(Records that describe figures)

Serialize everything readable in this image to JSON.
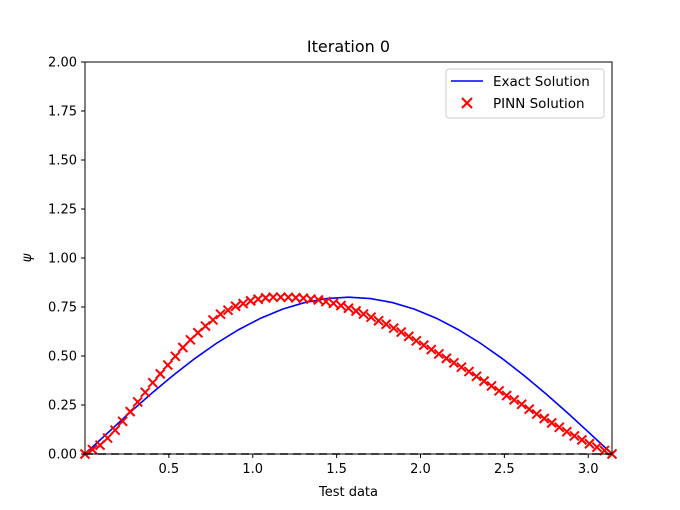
{
  "chart_data": {
    "type": "line",
    "title": "Iteration 0",
    "xlabel": "Test data",
    "ylabel": "ψ",
    "xlim": [
      0.0,
      3.1416
    ],
    "ylim": [
      0.0,
      2.0
    ],
    "x_ticks": [
      0.5,
      1.0,
      1.5,
      2.0,
      2.5,
      3.0
    ],
    "x_tick_labels": [
      "0.5",
      "1.0",
      "1.5",
      "2.0",
      "2.5",
      "3.0"
    ],
    "y_ticks": [
      0.0,
      0.25,
      0.5,
      0.75,
      1.0,
      1.25,
      1.5,
      1.75,
      2.0
    ],
    "y_tick_labels": [
      "0.00",
      "0.25",
      "0.50",
      "0.75",
      "1.00",
      "1.25",
      "1.50",
      "1.75",
      "2.00"
    ],
    "legend_position": "top-right",
    "grid": false,
    "series": [
      {
        "name": "Exact Solution",
        "style": "line",
        "color": "#0000ff",
        "x": [
          0.0,
          0.1309,
          0.2618,
          0.3927,
          0.5236,
          0.6545,
          0.7854,
          0.9163,
          1.0472,
          1.1781,
          1.309,
          1.4399,
          1.5708,
          1.7017,
          1.8326,
          1.9635,
          2.0944,
          2.2253,
          2.3562,
          2.4871,
          2.618,
          2.7489,
          2.8798,
          3.0107,
          3.1416
        ],
        "y": [
          0.0,
          0.1044,
          0.2071,
          0.3061,
          0.4,
          0.487,
          0.5657,
          0.6346,
          0.6928,
          0.7391,
          0.7727,
          0.7932,
          0.8,
          0.7932,
          0.7727,
          0.7391,
          0.6928,
          0.6346,
          0.5657,
          0.487,
          0.4,
          0.3061,
          0.2071,
          0.1044,
          0.0
        ]
      },
      {
        "name": "PINN Solution",
        "style": "markers",
        "marker": "x",
        "color": "#ff0000",
        "x": [
          0.0,
          0.1,
          0.2,
          0.3,
          0.4,
          0.5,
          0.6,
          0.7,
          0.8,
          0.9,
          1.0,
          1.1,
          1.2,
          1.3,
          1.4,
          1.5,
          1.6,
          1.7,
          1.8,
          1.9,
          2.0,
          2.1,
          2.2,
          2.3,
          2.4,
          2.5,
          2.6,
          2.7,
          2.8,
          2.9,
          3.0,
          3.1416
        ],
        "y": [
          0.0,
          0.05,
          0.14,
          0.25,
          0.36,
          0.46,
          0.56,
          0.64,
          0.71,
          0.755,
          0.785,
          0.8,
          0.8,
          0.795,
          0.785,
          0.765,
          0.735,
          0.7,
          0.66,
          0.615,
          0.565,
          0.515,
          0.465,
          0.415,
          0.36,
          0.305,
          0.255,
          0.2,
          0.15,
          0.1,
          0.055,
          0.0
        ]
      },
      {
        "name": "",
        "style": "dashed",
        "color": "#000000",
        "x": [
          0.0,
          3.1416
        ],
        "y": [
          0.0,
          0.0
        ]
      }
    ]
  }
}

■ TASK INSTRUCTIONS: Repeat the records above exactly, leaving out any pictures they contain.

■ ANSWER TO THE EXERCISE:
Serialize everything readable in this image to JSON.
{
  "chart_data": {
    "type": "line",
    "title": "Iteration 0",
    "xlabel": "Test data",
    "ylabel": "ψ",
    "xlim": [
      0.0,
      3.1416
    ],
    "ylim": [
      0.0,
      2.0
    ],
    "x_ticks": [
      0.5,
      1.0,
      1.5,
      2.0,
      2.5,
      3.0
    ],
    "x_tick_labels": [
      "0.5",
      "1.0",
      "1.5",
      "2.0",
      "2.5",
      "3.0"
    ],
    "y_ticks": [
      0.0,
      0.25,
      0.5,
      0.75,
      1.0,
      1.25,
      1.5,
      1.75,
      2.0
    ],
    "y_tick_labels": [
      "0.00",
      "0.25",
      "0.50",
      "0.75",
      "1.00",
      "1.25",
      "1.50",
      "1.75",
      "2.00"
    ],
    "legend_position": "top-right",
    "grid": false,
    "series": [
      {
        "name": "Exact Solution",
        "style": "line",
        "color": "#0000ff",
        "x": [
          0.0,
          0.1309,
          0.2618,
          0.3927,
          0.5236,
          0.6545,
          0.7854,
          0.9163,
          1.0472,
          1.1781,
          1.309,
          1.4399,
          1.5708,
          1.7017,
          1.8326,
          1.9635,
          2.0944,
          2.2253,
          2.3562,
          2.4871,
          2.618,
          2.7489,
          2.8798,
          3.0107,
          3.1416
        ],
        "y": [
          0.0,
          0.1044,
          0.2071,
          0.3061,
          0.4,
          0.487,
          0.5657,
          0.6346,
          0.6928,
          0.7391,
          0.7727,
          0.7932,
          0.8,
          0.7932,
          0.7727,
          0.7391,
          0.6928,
          0.6346,
          0.5657,
          0.487,
          0.4,
          0.3061,
          0.2071,
          0.1044,
          0.0
        ]
      },
      {
        "name": "PINN Solution",
        "style": "markers",
        "marker": "x",
        "color": "#ff0000",
        "x": [
          0.0,
          0.1,
          0.2,
          0.3,
          0.4,
          0.5,
          0.6,
          0.7,
          0.8,
          0.9,
          1.0,
          1.1,
          1.2,
          1.3,
          1.4,
          1.5,
          1.6,
          1.7,
          1.8,
          1.9,
          2.0,
          2.1,
          2.2,
          2.3,
          2.4,
          2.5,
          2.6,
          2.7,
          2.8,
          2.9,
          3.0,
          3.1416
        ],
        "y": [
          0.0,
          0.05,
          0.14,
          0.25,
          0.36,
          0.46,
          0.56,
          0.64,
          0.71,
          0.755,
          0.785,
          0.8,
          0.8,
          0.795,
          0.785,
          0.765,
          0.735,
          0.7,
          0.66,
          0.615,
          0.565,
          0.515,
          0.465,
          0.415,
          0.36,
          0.305,
          0.255,
          0.2,
          0.15,
          0.1,
          0.055,
          0.0
        ]
      },
      {
        "name": "",
        "style": "dashed",
        "color": "#000000",
        "x": [
          0.0,
          3.1416
        ],
        "y": [
          0.0,
          0.0
        ]
      }
    ]
  }
}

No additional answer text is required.